• [Written request]:
Using the data below, copy every line that contains the word "Double".

• [Records for the task]:
⟨

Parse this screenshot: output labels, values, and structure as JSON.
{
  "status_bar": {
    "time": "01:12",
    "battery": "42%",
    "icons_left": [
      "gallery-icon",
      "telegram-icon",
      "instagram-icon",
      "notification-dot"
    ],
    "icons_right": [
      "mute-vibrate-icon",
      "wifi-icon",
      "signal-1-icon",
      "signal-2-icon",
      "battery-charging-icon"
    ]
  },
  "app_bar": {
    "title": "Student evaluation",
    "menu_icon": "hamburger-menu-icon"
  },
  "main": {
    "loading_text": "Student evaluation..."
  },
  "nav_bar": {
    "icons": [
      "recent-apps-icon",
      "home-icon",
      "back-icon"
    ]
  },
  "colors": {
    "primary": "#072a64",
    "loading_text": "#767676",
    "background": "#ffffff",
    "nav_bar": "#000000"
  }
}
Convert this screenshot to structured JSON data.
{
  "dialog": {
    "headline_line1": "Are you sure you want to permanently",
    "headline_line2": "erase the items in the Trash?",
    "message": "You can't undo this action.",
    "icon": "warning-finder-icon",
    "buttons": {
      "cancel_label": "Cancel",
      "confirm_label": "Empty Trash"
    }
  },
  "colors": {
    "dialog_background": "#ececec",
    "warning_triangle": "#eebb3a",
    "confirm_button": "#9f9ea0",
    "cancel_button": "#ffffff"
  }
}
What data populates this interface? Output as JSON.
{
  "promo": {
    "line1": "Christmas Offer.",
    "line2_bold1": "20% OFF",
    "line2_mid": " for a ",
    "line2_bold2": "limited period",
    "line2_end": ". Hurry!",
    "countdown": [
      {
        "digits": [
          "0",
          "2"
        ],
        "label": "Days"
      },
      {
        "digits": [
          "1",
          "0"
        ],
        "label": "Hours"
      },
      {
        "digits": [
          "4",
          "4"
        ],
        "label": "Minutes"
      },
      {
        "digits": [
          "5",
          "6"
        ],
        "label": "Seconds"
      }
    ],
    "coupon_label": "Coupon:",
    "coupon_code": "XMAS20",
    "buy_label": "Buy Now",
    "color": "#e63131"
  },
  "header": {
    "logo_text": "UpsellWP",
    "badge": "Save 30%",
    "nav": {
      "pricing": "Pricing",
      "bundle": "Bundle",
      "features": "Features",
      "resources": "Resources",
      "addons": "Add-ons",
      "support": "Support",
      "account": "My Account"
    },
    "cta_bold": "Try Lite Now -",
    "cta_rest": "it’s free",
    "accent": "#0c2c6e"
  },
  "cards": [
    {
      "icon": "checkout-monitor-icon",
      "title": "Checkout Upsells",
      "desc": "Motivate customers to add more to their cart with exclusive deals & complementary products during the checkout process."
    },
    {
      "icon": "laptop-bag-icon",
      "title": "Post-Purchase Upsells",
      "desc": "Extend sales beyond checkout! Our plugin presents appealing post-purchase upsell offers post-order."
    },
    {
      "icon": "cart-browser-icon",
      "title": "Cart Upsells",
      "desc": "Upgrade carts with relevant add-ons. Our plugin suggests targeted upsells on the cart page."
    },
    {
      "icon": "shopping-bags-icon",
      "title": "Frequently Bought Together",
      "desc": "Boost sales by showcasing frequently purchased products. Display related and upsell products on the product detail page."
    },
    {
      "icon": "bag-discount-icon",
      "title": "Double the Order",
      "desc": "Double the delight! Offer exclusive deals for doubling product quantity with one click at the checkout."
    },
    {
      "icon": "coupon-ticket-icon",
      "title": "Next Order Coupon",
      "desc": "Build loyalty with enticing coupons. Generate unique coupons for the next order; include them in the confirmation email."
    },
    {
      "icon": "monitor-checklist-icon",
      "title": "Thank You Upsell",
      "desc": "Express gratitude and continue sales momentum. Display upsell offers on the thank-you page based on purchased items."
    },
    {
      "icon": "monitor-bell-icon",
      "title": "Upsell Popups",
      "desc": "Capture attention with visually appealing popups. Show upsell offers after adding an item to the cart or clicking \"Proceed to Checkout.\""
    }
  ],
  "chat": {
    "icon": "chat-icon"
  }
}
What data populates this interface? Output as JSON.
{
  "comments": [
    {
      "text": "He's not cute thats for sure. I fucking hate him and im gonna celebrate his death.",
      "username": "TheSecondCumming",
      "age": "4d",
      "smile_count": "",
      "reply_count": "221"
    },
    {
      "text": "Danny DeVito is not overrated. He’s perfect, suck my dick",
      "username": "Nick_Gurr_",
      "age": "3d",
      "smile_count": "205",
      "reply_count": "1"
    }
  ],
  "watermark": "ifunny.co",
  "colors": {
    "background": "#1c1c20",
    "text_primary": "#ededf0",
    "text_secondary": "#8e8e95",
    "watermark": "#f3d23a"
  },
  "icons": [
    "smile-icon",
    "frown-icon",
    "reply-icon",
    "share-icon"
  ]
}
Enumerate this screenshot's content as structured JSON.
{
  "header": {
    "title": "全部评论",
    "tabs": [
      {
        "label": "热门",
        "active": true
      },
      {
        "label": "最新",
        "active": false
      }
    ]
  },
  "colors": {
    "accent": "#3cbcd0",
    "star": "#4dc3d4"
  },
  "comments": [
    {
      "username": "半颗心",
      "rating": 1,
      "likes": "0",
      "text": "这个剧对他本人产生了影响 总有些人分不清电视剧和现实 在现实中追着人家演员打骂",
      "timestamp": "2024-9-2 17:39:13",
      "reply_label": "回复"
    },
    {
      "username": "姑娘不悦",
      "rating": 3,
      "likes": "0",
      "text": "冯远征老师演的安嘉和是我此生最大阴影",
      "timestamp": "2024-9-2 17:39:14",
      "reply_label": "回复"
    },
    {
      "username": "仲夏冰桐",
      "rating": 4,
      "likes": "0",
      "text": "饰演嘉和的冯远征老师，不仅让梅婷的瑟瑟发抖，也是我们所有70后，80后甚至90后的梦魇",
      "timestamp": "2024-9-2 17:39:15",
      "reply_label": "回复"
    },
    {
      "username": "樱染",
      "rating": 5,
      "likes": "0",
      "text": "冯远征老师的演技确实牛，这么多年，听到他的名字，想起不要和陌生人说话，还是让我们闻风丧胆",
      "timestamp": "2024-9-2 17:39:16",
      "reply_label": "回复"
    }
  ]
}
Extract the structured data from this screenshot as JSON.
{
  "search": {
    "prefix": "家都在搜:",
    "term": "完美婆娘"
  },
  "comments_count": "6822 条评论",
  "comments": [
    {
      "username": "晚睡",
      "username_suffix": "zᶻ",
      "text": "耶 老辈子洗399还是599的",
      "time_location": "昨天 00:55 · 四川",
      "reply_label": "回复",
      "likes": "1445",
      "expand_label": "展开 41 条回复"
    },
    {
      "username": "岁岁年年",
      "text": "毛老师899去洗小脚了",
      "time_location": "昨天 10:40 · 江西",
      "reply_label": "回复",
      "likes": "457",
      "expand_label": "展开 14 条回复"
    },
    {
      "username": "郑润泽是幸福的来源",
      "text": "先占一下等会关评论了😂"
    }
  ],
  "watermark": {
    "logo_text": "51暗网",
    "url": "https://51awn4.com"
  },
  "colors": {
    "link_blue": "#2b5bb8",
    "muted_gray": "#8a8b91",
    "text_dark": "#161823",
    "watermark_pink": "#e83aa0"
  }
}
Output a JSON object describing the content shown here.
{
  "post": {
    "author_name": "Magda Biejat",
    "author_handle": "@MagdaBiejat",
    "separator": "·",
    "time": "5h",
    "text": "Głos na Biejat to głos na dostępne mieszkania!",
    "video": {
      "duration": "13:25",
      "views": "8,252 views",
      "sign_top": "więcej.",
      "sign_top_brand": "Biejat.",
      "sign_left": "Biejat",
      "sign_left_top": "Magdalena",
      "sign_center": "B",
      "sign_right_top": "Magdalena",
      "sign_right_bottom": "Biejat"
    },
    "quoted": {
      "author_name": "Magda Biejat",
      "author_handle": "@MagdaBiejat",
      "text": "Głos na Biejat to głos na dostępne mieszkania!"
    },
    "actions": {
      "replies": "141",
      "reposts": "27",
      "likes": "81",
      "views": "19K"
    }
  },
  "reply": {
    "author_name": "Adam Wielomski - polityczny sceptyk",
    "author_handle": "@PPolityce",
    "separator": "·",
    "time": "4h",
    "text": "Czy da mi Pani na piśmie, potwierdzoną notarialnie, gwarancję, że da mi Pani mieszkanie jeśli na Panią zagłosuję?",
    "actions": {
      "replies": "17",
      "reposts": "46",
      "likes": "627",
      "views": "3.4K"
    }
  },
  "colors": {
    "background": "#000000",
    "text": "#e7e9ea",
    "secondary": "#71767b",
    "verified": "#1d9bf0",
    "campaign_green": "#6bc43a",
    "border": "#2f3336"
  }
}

⟩

• [Result below]:
      "title": "Double the Order",
      "desc": "Double the delight! Offer exclusive deals for doubling product quantity with one click at the checkout."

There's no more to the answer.